### Aim of the task
Report how many lines in the records below contain the word "Configuration". Give only the number.

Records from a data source
- - - -

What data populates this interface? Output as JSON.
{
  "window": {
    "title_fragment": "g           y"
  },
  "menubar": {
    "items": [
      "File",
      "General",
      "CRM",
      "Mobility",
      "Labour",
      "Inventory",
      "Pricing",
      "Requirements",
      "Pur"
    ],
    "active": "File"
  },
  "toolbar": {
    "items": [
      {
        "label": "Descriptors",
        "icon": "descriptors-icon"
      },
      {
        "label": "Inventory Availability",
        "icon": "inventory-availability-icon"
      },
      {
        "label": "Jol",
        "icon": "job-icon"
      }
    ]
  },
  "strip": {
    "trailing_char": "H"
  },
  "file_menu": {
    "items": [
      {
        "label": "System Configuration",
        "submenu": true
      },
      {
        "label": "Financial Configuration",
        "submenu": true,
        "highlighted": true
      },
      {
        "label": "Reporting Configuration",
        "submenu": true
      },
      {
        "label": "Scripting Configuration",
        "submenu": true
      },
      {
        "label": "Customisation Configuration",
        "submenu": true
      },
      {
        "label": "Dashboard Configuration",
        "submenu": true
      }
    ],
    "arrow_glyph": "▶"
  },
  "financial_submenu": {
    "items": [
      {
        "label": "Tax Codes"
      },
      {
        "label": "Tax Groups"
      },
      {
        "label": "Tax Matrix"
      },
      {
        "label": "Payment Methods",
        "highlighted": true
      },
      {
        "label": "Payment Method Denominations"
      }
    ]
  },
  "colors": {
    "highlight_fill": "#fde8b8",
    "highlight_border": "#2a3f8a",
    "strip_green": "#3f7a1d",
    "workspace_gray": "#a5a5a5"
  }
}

- - - -

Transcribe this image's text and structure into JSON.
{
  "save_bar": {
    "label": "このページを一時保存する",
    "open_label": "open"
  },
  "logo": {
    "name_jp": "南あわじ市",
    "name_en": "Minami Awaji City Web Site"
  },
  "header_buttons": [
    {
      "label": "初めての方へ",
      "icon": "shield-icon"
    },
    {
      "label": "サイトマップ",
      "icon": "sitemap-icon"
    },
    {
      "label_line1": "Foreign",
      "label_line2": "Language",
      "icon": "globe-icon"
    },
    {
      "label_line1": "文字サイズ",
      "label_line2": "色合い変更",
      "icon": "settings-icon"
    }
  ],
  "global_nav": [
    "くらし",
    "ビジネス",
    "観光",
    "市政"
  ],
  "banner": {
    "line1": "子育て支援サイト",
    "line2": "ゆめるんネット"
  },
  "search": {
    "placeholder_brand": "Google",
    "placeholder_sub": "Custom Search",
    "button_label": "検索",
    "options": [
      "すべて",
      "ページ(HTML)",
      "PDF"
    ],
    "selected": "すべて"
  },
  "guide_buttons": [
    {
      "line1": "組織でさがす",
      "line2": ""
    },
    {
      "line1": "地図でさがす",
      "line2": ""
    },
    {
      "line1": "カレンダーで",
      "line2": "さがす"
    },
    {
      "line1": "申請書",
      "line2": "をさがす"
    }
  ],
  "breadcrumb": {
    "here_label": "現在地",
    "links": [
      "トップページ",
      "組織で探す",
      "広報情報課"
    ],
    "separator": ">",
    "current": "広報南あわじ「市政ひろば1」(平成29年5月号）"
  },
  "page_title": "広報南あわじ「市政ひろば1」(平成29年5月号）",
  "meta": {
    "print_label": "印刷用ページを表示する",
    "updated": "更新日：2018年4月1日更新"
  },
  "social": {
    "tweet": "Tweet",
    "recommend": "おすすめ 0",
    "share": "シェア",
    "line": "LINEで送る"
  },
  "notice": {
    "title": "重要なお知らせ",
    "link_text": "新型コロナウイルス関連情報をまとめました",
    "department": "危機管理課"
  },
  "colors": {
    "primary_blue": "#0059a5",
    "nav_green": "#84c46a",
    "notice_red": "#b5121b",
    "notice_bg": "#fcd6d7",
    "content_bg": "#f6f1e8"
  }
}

- - - -

### Written response
6